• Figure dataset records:

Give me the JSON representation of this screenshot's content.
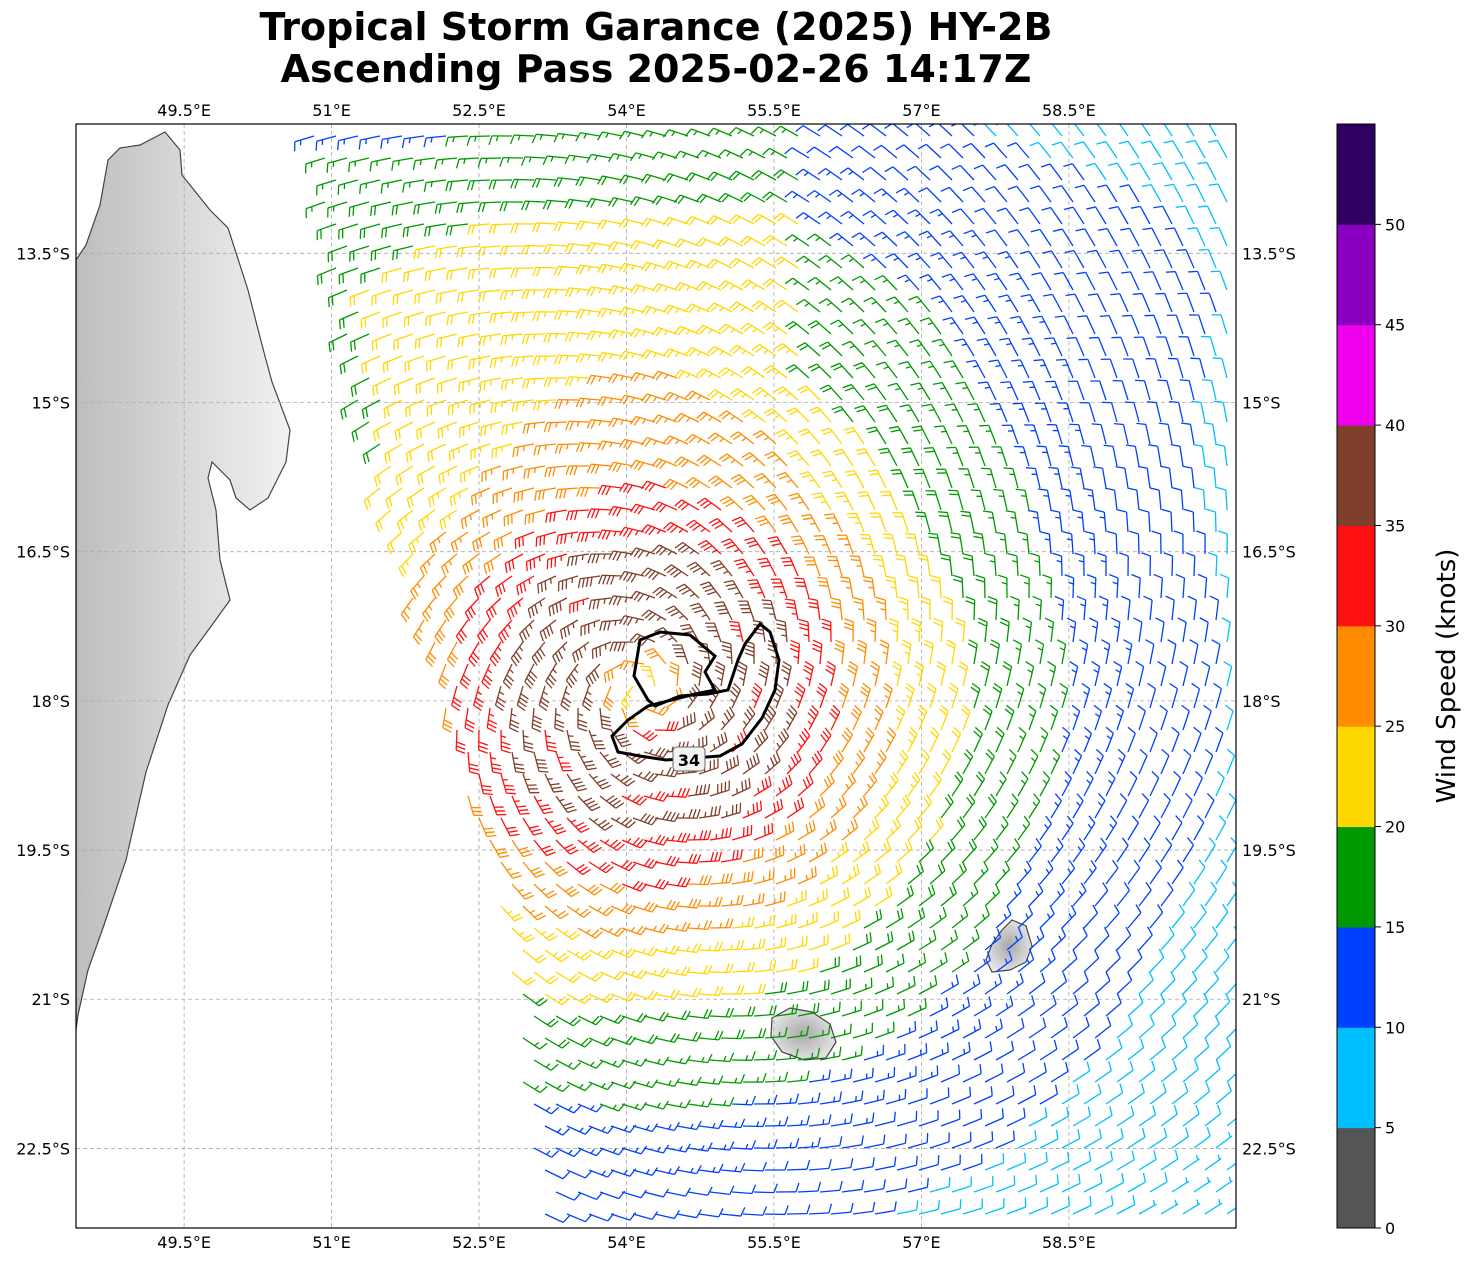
{
  "title": {
    "line1": "Tropical Storm Garance (2025) HY-2B",
    "line2": "Ascending Pass 2025-02-26 14:17Z"
  },
  "map": {
    "lon_range": [
      48.4,
      60.2
    ],
    "lat_range": [
      -23.3,
      -12.2
    ],
    "lon_ticks": [
      "49.5°E",
      "51°E",
      "52.5°E",
      "54°E",
      "55.5°E",
      "57°E",
      "58.5°E"
    ],
    "lon_tick_values": [
      49.5,
      51,
      52.5,
      54,
      55.5,
      57,
      58.5
    ],
    "lat_ticks": [
      "13.5°S",
      "15°S",
      "16.5°S",
      "18°S",
      "19.5°S",
      "21°S",
      "22.5°S"
    ],
    "lat_tick_values": [
      -13.5,
      -15,
      -16.5,
      -18,
      -19.5,
      -21,
      -22.5
    ],
    "gridlines": true,
    "land": [
      "Madagascar",
      "Reunion",
      "Mauritius"
    ],
    "storm_center": {
      "lon": 54.2,
      "lat": -17.9
    },
    "contour_label": "34"
  },
  "colorbar": {
    "label": "Wind Speed (knots)",
    "ticks": [
      "0",
      "5",
      "10",
      "15",
      "20",
      "25",
      "30",
      "35",
      "40",
      "45",
      "50"
    ],
    "colors": [
      "#555555",
      "#00bfff",
      "#0040ff",
      "#009900",
      "#ffd700",
      "#ff8c00",
      "#ff1010",
      "#7f3f2a",
      "#ee00ee",
      "#8b00c0",
      "#2e005f"
    ]
  }
}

• Goal: Exclude the images, then output the data above word for word.

• Solution for this problem:
Give me the JSON representation of this screenshot's content.
{
  "title": {
    "line1": "Tropical Storm Garance (2025) HY-2B",
    "line2": "Ascending Pass 2025-02-26 14:17Z"
  },
  "map": {
    "lon_range": [
      48.4,
      60.2
    ],
    "lat_range": [
      -23.3,
      -12.2
    ],
    "lon_ticks": [
      "49.5°E",
      "51°E",
      "52.5°E",
      "54°E",
      "55.5°E",
      "57°E",
      "58.5°E"
    ],
    "lon_tick_values": [
      49.5,
      51,
      52.5,
      54,
      55.5,
      57,
      58.5
    ],
    "lat_ticks": [
      "13.5°S",
      "15°S",
      "16.5°S",
      "18°S",
      "19.5°S",
      "21°S",
      "22.5°S"
    ],
    "lat_tick_values": [
      -13.5,
      -15,
      -16.5,
      -18,
      -19.5,
      -21,
      -22.5
    ],
    "gridlines": true,
    "land": [
      "Madagascar",
      "Reunion",
      "Mauritius"
    ],
    "storm_center": {
      "lon": 54.2,
      "lat": -17.9
    },
    "contour_label": "34"
  },
  "colorbar": {
    "label": "Wind Speed (knots)",
    "ticks": [
      "0",
      "5",
      "10",
      "15",
      "20",
      "25",
      "30",
      "35",
      "40",
      "45",
      "50"
    ],
    "colors": [
      "#555555",
      "#00bfff",
      "#0040ff",
      "#009900",
      "#ffd700",
      "#ff8c00",
      "#ff1010",
      "#7f3f2a",
      "#ee00ee",
      "#8b00c0",
      "#2e005f"
    ]
  }
}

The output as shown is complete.